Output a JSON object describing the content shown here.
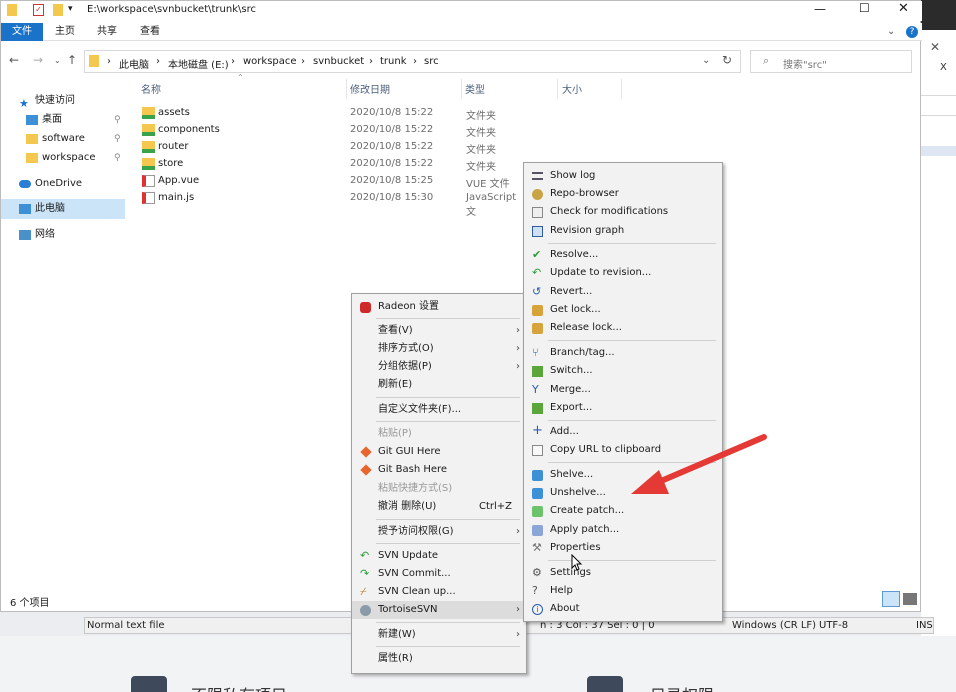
{
  "window": {
    "path_title": "E:\\workspace\\svnbucket\\trunk\\src",
    "ribbon_tabs": [
      "文件",
      "主页",
      "共享",
      "查看"
    ],
    "breadcrumbs": [
      "此电脑",
      "本地磁盘 (E:)",
      "workspace",
      "svnbucket",
      "trunk",
      "src"
    ],
    "search_placeholder": "搜索\"src\"",
    "status": "6 个项目"
  },
  "sidebar": {
    "items": [
      {
        "label": "快速访问",
        "icon": "star-icon"
      },
      {
        "label": "桌面",
        "icon": "desktop-folder-icon"
      },
      {
        "label": "software",
        "icon": "folder-icon"
      },
      {
        "label": "workspace",
        "icon": "folder-icon"
      },
      {
        "label": "OneDrive",
        "icon": "cloud-icon"
      },
      {
        "label": "此电脑",
        "icon": "computer-icon"
      },
      {
        "label": "网络",
        "icon": "network-icon"
      }
    ]
  },
  "table": {
    "columns": [
      "名称",
      "修改日期",
      "类型",
      "大小"
    ],
    "rows": [
      {
        "name": "assets",
        "date": "2020/10/8 15:22",
        "type": "文件夹"
      },
      {
        "name": "components",
        "date": "2020/10/8 15:22",
        "type": "文件夹"
      },
      {
        "name": "router",
        "date": "2020/10/8 15:22",
        "type": "文件夹"
      },
      {
        "name": "store",
        "date": "2020/10/8 15:22",
        "type": "文件夹"
      },
      {
        "name": "App.vue",
        "date": "2020/10/8 15:25",
        "type": "VUE 文件"
      },
      {
        "name": "main.js",
        "date": "2020/10/8 15:30",
        "type": "JavaScript 文"
      }
    ]
  },
  "context_menu": {
    "items": [
      {
        "label": "Radeon 设置"
      },
      {
        "label": "查看(V)"
      },
      {
        "label": "排序方式(O)"
      },
      {
        "label": "分组依据(P)"
      },
      {
        "label": "刷新(E)"
      },
      {
        "label": "自定义文件夹(F)..."
      },
      {
        "label": "粘贴(P)"
      },
      {
        "label": "Git GUI Here"
      },
      {
        "label": "Git Bash Here"
      },
      {
        "label": "粘贴快捷方式(S)"
      },
      {
        "label": "撤消 删除(U)",
        "shortcut": "Ctrl+Z"
      },
      {
        "label": "授予访问权限(G)"
      },
      {
        "label": "SVN Update"
      },
      {
        "label": "SVN Commit..."
      },
      {
        "label": "SVN Clean up..."
      },
      {
        "label": "TortoiseSVN"
      },
      {
        "label": "新建(W)"
      },
      {
        "label": "属性(R)"
      }
    ]
  },
  "svn_menu": {
    "items": [
      {
        "label": "Show log"
      },
      {
        "label": "Repo-browser"
      },
      {
        "label": "Check for modifications"
      },
      {
        "label": "Revision graph"
      },
      {
        "label": "Resolve..."
      },
      {
        "label": "Update to revision..."
      },
      {
        "label": "Revert..."
      },
      {
        "label": "Get lock..."
      },
      {
        "label": "Release lock..."
      },
      {
        "label": "Branch/tag..."
      },
      {
        "label": "Switch..."
      },
      {
        "label": "Merge..."
      },
      {
        "label": "Export..."
      },
      {
        "label": "Add..."
      },
      {
        "label": "Copy URL to clipboard"
      },
      {
        "label": "Shelve..."
      },
      {
        "label": "Unshelve..."
      },
      {
        "label": "Create patch..."
      },
      {
        "label": "Apply patch..."
      },
      {
        "label": "Properties"
      },
      {
        "label": "Settings"
      },
      {
        "label": "Help"
      },
      {
        "label": "About"
      }
    ]
  },
  "editor_status": {
    "file_type": "Normal text file",
    "position": "n : 3    Col : 37    Sel : 0 | 0",
    "eol": "Windows (CR LF)",
    "encoding": "UTF-8",
    "mode": "INS"
  },
  "background": {
    "close_glyph": "X",
    "left_label": "不限私有项目",
    "right_label": "目录权限"
  },
  "colors": {
    "accent": "#1a73c9",
    "arrow": "#e53935",
    "folder": "#f4c84e"
  }
}
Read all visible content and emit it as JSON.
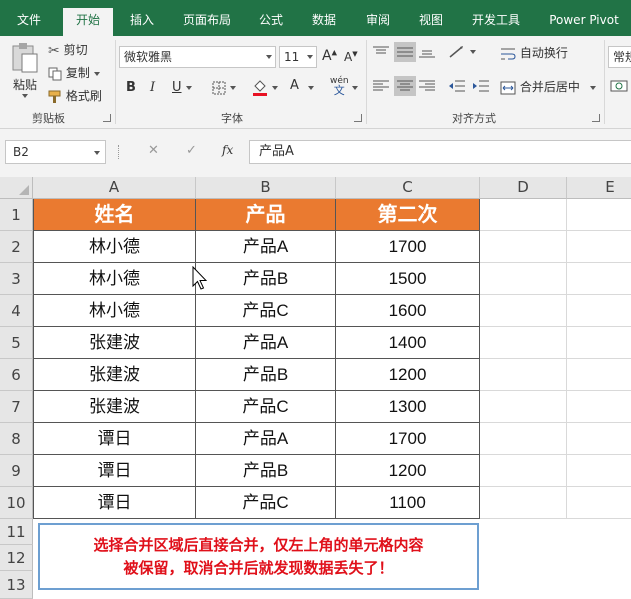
{
  "ribbon": {
    "tabs": [
      "文件",
      "开始",
      "插入",
      "页面布局",
      "公式",
      "数据",
      "审阅",
      "视图",
      "开发工具",
      "Power Pivot"
    ],
    "active_tab": "开始",
    "clipboard": {
      "paste": "粘贴",
      "cut": "剪切",
      "copy": "复制",
      "format_painter": "格式刷",
      "group_label": "剪贴板"
    },
    "font": {
      "font_name": "微软雅黑",
      "font_size": "11",
      "grow": "A",
      "shrink": "A",
      "bold": "B",
      "italic": "I",
      "underline": "U",
      "font_color": "A",
      "phonetic": "wén",
      "phonetic_char": "文",
      "group_label": "字体"
    },
    "alignment": {
      "wrap_text": "自动换行",
      "merge_center": "合并后居中",
      "group_label": "对齐方式"
    },
    "number": {
      "format": "常规"
    }
  },
  "formula_bar": {
    "name_box": "B2",
    "cancel": "✕",
    "enter": "✓",
    "fx": "fx",
    "content": "产品A"
  },
  "sheet": {
    "columns": [
      "A",
      "B",
      "C",
      "D",
      "E"
    ],
    "rows": [
      "1",
      "2",
      "3",
      "4",
      "5",
      "6",
      "7",
      "8",
      "9",
      "10",
      "11",
      "12",
      "13"
    ],
    "header": [
      "姓名",
      "产品",
      "第二次"
    ],
    "data": [
      [
        "林小德",
        "产品A",
        "1700"
      ],
      [
        "林小德",
        "产品B",
        "1500"
      ],
      [
        "林小德",
        "产品C",
        "1600"
      ],
      [
        "张建波",
        "产品A",
        "1400"
      ],
      [
        "张建波",
        "产品B",
        "1200"
      ],
      [
        "张建波",
        "产品C",
        "1300"
      ],
      [
        "谭日",
        "产品A",
        "1700"
      ],
      [
        "谭日",
        "产品B",
        "1200"
      ],
      [
        "谭日",
        "产品C",
        "1100"
      ]
    ],
    "header_color": "#EA7A30",
    "note_line1": "选择合并区域后直接合并，仅左上角的单元格内容",
    "note_line2": "被保留，取消合并后就发现数据丢失了！",
    "note_color": "#E0101A"
  },
  "colors": {
    "ribbon_green": "#217346",
    "ribbon_bg": "#F3F3F3"
  }
}
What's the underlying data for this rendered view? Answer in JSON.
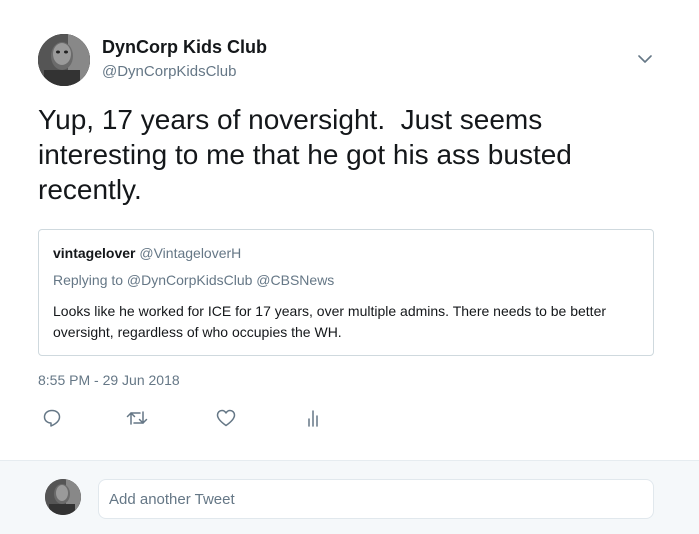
☆ ☆ ☆ ☆ ☆
> What needs to be done
Output the entries above exactly. Drop the pictures.

> Result of this task
Output a JSON object describing the content shown here.
{
  "window": {
    "path_title": "E:\\workspace\\svnbucket\\trunk\\src",
    "ribbon_tabs": [
      "文件",
      "主页",
      "共享",
      "查看"
    ],
    "breadcrumbs": [
      "此电脑",
      "本地磁盘 (E:)",
      "workspace",
      "svnbucket",
      "trunk",
      "src"
    ],
    "search_placeholder": "搜索\"src\"",
    "status": "6 个项目"
  },
  "sidebar": {
    "items": [
      {
        "label": "快速访问",
        "icon": "star-icon"
      },
      {
        "label": "桌面",
        "icon": "desktop-folder-icon"
      },
      {
        "label": "software",
        "icon": "folder-icon"
      },
      {
        "label": "workspace",
        "icon": "folder-icon"
      },
      {
        "label": "OneDrive",
        "icon": "cloud-icon"
      },
      {
        "label": "此电脑",
        "icon": "computer-icon"
      },
      {
        "label": "网络",
        "icon": "network-icon"
      }
    ]
  },
  "table": {
    "columns": [
      "名称",
      "修改日期",
      "类型",
      "大小"
    ],
    "rows": [
      {
        "name": "assets",
        "date": "2020/10/8 15:22",
        "type": "文件夹"
      },
      {
        "name": "components",
        "date": "2020/10/8 15:22",
        "type": "文件夹"
      },
      {
        "name": "router",
        "date": "2020/10/8 15:22",
        "type": "文件夹"
      },
      {
        "name": "store",
        "date": "2020/10/8 15:22",
        "type": "文件夹"
      },
      {
        "name": "App.vue",
        "date": "2020/10/8 15:25",
        "type": "VUE 文件"
      },
      {
        "name": "main.js",
        "date": "2020/10/8 15:30",
        "type": "JavaScript 文"
      }
    ]
  },
  "context_menu": {
    "items": [
      {
        "label": "Radeon 设置"
      },
      {
        "label": "查看(V)"
      },
      {
        "label": "排序方式(O)"
      },
      {
        "label": "分组依据(P)"
      },
      {
        "label": "刷新(E)"
      },
      {
        "label": "自定义文件夹(F)..."
      },
      {
        "label": "粘贴(P)"
      },
      {
        "label": "Git GUI Here"
      },
      {
        "label": "Git Bash Here"
      },
      {
        "label": "粘贴快捷方式(S)"
      },
      {
        "label": "撤消 删除(U)",
        "shortcut": "Ctrl+Z"
      },
      {
        "label": "授予访问权限(G)"
      },
      {
        "label": "SVN Update"
      },
      {
        "label": "SVN Commit..."
      },
      {
        "label": "SVN Clean up..."
      },
      {
        "label": "TortoiseSVN"
      },
      {
        "label": "新建(W)"
      },
      {
        "label": "属性(R)"
      }
    ]
  },
  "svn_menu": {
    "items": [
      {
        "label": "Show log"
      },
      {
        "label": "Repo-browser"
      },
      {
        "label": "Check for modifications"
      },
      {
        "label": "Revision graph"
      },
      {
        "label": "Resolve..."
      },
      {
        "label": "Update to revision..."
      },
      {
        "label": "Revert..."
      },
      {
        "label": "Get lock..."
      },
      {
        "label": "Release lock..."
      },
      {
        "label": "Branch/tag..."
      },
      {
        "label": "Switch..."
      },
      {
        "label": "Merge..."
      },
      {
        "label": "Export..."
      },
      {
        "label": "Add..."
      },
      {
        "label": "Copy URL to clipboard"
      },
      {
        "label": "Shelve..."
      },
      {
        "label": "Unshelve..."
      },
      {
        "label": "Create patch..."
      },
      {
        "label": "Apply patch..."
      },
      {
        "label": "Properties"
      },
      {
        "label": "Settings"
      },
      {
        "label": "Help"
      },
      {
        "label": "About"
      }
    ]
  },
  "editor_status": {
    "file_type": "Normal text file",
    "position": "n : 3    Col : 37    Sel : 0 | 0",
    "eol": "Windows (CR LF)",
    "encoding": "UTF-8",
    "mode": "INS"
  },
  "background": {
    "close_glyph": "X",
    "left_label": "不限私有项目",
    "right_label": "目录权限"
  },
  "colors": {
    "accent": "#1a73c9",
    "arrow": "#e53935",
    "folder": "#f4c84e"
  }
}
Read all visible content and emit it as JSON.
{
  "ribbon": {
    "tabs": [
      "文件",
      "开始",
      "插入",
      "页面布局",
      "公式",
      "数据",
      "审阅",
      "视图",
      "开发工具",
      "Power Pivot"
    ],
    "active_tab": "开始",
    "clipboard": {
      "paste": "粘贴",
      "cut": "剪切",
      "copy": "复制",
      "format_painter": "格式刷",
      "group_label": "剪贴板"
    },
    "font": {
      "font_name": "微软雅黑",
      "font_size": "11",
      "grow": "A",
      "shrink": "A",
      "bold": "B",
      "italic": "I",
      "underline": "U",
      "font_color": "A",
      "phonetic": "wén",
      "phonetic_char": "文",
      "group_label": "字体"
    },
    "alignment": {
      "wrap_text": "自动换行",
      "merge_center": "合并后居中",
      "group_label": "对齐方式"
    },
    "number": {
      "format": "常规"
    }
  },
  "formula_bar": {
    "name_box": "B2",
    "cancel": "✕",
    "enter": "✓",
    "fx": "fx",
    "content": "产品A"
  },
  "sheet": {
    "columns": [
      "A",
      "B",
      "C",
      "D",
      "E"
    ],
    "rows": [
      "1",
      "2",
      "3",
      "4",
      "5",
      "6",
      "7",
      "8",
      "9",
      "10",
      "11",
      "12",
      "13"
    ],
    "header": [
      "姓名",
      "产品",
      "第二次"
    ],
    "data": [
      [
        "林小德",
        "产品A",
        "1700"
      ],
      [
        "林小德",
        "产品B",
        "1500"
      ],
      [
        "林小德",
        "产品C",
        "1600"
      ],
      [
        "张建波",
        "产品A",
        "1400"
      ],
      [
        "张建波",
        "产品B",
        "1200"
      ],
      [
        "张建波",
        "产品C",
        "1300"
      ],
      [
        "谭日",
        "产品A",
        "1700"
      ],
      [
        "谭日",
        "产品B",
        "1200"
      ],
      [
        "谭日",
        "产品C",
        "1100"
      ]
    ],
    "header_color": "#EA7A30",
    "note_line1": "选择合并区域后直接合并，仅左上角的单元格内容",
    "note_line2": "被保留，取消合并后就发现数据丢失了！",
    "note_color": "#E0101A"
  },
  "colors": {
    "ribbon_green": "#217346",
    "ribbon_bg": "#F3F3F3"
  }
}
What's the underlying data for this rendered view? Answer in JSON.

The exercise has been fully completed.